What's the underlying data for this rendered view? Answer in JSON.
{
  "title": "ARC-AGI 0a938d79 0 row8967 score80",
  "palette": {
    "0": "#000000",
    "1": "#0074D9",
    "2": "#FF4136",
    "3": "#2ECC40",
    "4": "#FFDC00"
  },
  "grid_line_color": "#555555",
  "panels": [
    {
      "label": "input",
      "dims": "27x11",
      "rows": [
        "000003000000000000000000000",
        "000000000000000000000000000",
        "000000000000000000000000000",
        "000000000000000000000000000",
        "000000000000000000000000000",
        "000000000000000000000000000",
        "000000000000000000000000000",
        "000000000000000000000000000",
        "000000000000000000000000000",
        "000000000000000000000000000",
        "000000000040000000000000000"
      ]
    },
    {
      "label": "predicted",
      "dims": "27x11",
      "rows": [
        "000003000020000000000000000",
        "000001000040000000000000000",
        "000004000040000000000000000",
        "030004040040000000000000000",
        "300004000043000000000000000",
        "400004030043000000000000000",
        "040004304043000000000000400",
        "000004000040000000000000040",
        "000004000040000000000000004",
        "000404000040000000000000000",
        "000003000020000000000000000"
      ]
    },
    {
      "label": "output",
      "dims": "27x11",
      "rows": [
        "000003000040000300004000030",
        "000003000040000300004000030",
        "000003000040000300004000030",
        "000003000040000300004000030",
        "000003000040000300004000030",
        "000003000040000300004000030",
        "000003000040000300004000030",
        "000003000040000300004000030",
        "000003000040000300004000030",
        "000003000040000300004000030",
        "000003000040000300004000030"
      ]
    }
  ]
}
◇ ◇ ◇ ◇ ◇
> [Instructions to follow] Which lines include the word "label"? Copy every one of them.

> [Written solution]
      "label": "input",
      "label": "predicted",
      "label": "output",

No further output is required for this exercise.